■ Problem to solve ■
Repeat the data exactly as given below, dropping every picture.
*** Data for this task ***
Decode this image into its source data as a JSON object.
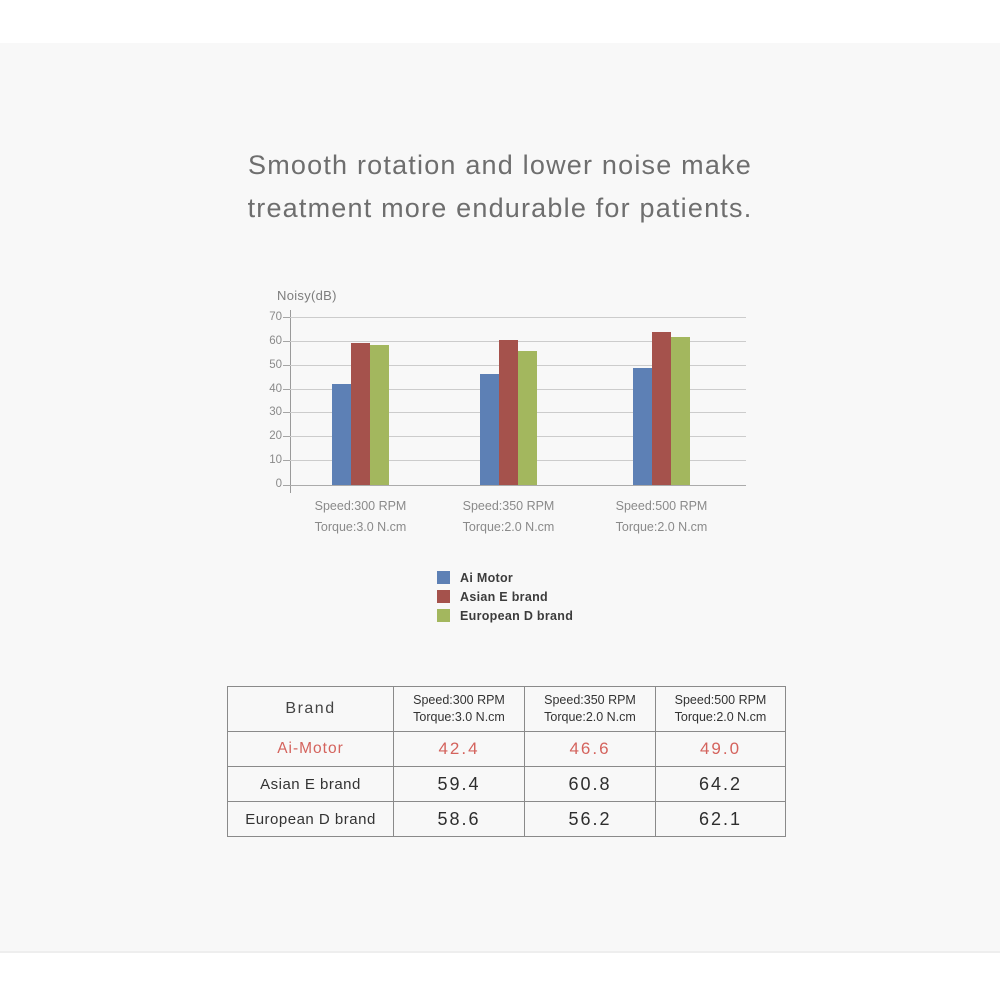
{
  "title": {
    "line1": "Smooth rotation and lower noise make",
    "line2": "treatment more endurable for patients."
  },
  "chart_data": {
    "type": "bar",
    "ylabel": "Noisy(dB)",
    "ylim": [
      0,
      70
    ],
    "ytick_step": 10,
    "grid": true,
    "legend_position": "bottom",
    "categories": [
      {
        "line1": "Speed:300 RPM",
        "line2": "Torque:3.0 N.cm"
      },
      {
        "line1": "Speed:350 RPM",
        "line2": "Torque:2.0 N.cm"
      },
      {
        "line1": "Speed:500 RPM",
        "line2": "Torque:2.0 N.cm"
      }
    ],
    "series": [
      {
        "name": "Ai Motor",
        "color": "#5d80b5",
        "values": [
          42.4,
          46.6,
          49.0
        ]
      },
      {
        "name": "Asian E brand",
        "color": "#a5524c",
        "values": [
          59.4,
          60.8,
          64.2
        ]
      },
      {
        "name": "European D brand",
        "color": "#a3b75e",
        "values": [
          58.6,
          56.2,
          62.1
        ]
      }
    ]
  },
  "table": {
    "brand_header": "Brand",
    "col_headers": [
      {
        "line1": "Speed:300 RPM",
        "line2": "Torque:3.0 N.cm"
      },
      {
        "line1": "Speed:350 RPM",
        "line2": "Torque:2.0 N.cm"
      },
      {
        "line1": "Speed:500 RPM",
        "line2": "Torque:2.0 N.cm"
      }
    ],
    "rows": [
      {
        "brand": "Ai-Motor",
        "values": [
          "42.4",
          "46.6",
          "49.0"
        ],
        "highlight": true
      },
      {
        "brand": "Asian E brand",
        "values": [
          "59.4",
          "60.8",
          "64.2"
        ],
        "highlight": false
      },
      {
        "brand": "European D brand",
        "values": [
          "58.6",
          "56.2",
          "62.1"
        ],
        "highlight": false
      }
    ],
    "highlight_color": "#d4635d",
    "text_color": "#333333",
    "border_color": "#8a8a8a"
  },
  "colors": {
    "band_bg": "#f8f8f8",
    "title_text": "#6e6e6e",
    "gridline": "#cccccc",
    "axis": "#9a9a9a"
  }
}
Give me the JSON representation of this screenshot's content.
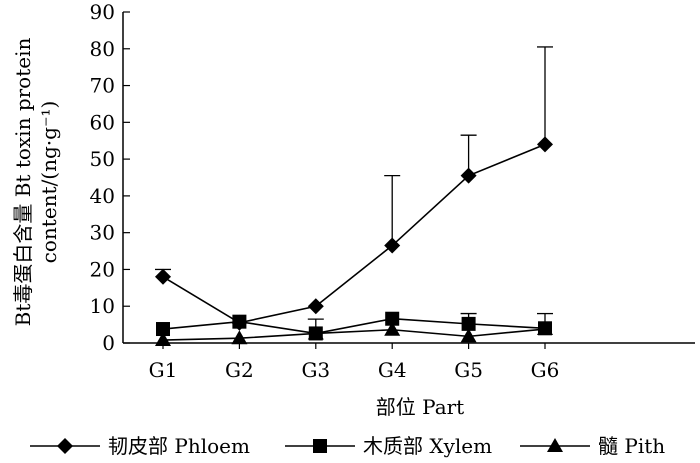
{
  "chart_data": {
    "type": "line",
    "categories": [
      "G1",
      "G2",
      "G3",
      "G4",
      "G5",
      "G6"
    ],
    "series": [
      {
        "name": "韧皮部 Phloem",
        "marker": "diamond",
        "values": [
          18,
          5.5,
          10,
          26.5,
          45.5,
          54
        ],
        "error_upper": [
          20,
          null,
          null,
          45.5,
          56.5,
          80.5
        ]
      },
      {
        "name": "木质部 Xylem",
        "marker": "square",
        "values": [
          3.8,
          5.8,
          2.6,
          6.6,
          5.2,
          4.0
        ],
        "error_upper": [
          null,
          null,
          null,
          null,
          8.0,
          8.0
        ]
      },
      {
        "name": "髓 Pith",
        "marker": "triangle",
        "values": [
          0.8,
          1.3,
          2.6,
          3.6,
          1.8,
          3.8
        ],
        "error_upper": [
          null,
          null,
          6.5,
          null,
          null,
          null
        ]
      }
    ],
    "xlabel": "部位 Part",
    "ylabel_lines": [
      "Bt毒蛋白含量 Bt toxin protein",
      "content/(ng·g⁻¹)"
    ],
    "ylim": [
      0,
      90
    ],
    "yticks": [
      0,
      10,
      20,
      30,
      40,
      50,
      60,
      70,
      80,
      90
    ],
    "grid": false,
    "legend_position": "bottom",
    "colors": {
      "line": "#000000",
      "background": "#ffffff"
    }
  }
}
*** End of Data for this task ***
■ Result ■
Decode this image into its source data as a JSON object.
{
  "title": {
    "line1": "Smooth rotation and lower noise make",
    "line2": "treatment more endurable for patients."
  },
  "chart_data": {
    "type": "bar",
    "ylabel": "Noisy(dB)",
    "ylim": [
      0,
      70
    ],
    "ytick_step": 10,
    "grid": true,
    "legend_position": "bottom",
    "categories": [
      {
        "line1": "Speed:300 RPM",
        "line2": "Torque:3.0 N.cm"
      },
      {
        "line1": "Speed:350 RPM",
        "line2": "Torque:2.0 N.cm"
      },
      {
        "line1": "Speed:500 RPM",
        "line2": "Torque:2.0 N.cm"
      }
    ],
    "series": [
      {
        "name": "Ai Motor",
        "color": "#5d80b5",
        "values": [
          42.4,
          46.6,
          49.0
        ]
      },
      {
        "name": "Asian E brand",
        "color": "#a5524c",
        "values": [
          59.4,
          60.8,
          64.2
        ]
      },
      {
        "name": "European D brand",
        "color": "#a3b75e",
        "values": [
          58.6,
          56.2,
          62.1
        ]
      }
    ]
  },
  "table": {
    "brand_header": "Brand",
    "col_headers": [
      {
        "line1": "Speed:300 RPM",
        "line2": "Torque:3.0 N.cm"
      },
      {
        "line1": "Speed:350 RPM",
        "line2": "Torque:2.0 N.cm"
      },
      {
        "line1": "Speed:500 RPM",
        "line2": "Torque:2.0 N.cm"
      }
    ],
    "rows": [
      {
        "brand": "Ai-Motor",
        "values": [
          "42.4",
          "46.6",
          "49.0"
        ],
        "highlight": true
      },
      {
        "brand": "Asian E brand",
        "values": [
          "59.4",
          "60.8",
          "64.2"
        ],
        "highlight": false
      },
      {
        "brand": "European D brand",
        "values": [
          "58.6",
          "56.2",
          "62.1"
        ],
        "highlight": false
      }
    ],
    "highlight_color": "#d4635d",
    "text_color": "#333333",
    "border_color": "#8a8a8a"
  },
  "colors": {
    "band_bg": "#f8f8f8",
    "title_text": "#6e6e6e",
    "gridline": "#cccccc",
    "axis": "#9a9a9a"
  }
}
Give me the JSON representation of this screenshot's content.
{
  "chart_data": {
    "type": "line",
    "categories": [
      "G1",
      "G2",
      "G3",
      "G4",
      "G5",
      "G6"
    ],
    "series": [
      {
        "name": "韧皮部 Phloem",
        "marker": "diamond",
        "values": [
          18,
          5.5,
          10,
          26.5,
          45.5,
          54
        ],
        "error_upper": [
          20,
          null,
          null,
          45.5,
          56.5,
          80.5
        ]
      },
      {
        "name": "木质部 Xylem",
        "marker": "square",
        "values": [
          3.8,
          5.8,
          2.6,
          6.6,
          5.2,
          4.0
        ],
        "error_upper": [
          null,
          null,
          null,
          null,
          8.0,
          8.0
        ]
      },
      {
        "name": "髓 Pith",
        "marker": "triangle",
        "values": [
          0.8,
          1.3,
          2.6,
          3.6,
          1.8,
          3.8
        ],
        "error_upper": [
          null,
          null,
          6.5,
          null,
          null,
          null
        ]
      }
    ],
    "xlabel": "部位 Part",
    "ylabel_lines": [
      "Bt毒蛋白含量 Bt toxin protein",
      "content/(ng·g⁻¹)"
    ],
    "ylim": [
      0,
      90
    ],
    "yticks": [
      0,
      10,
      20,
      30,
      40,
      50,
      60,
      70,
      80,
      90
    ],
    "grid": false,
    "legend_position": "bottom",
    "colors": {
      "line": "#000000",
      "background": "#ffffff"
    }
  }
}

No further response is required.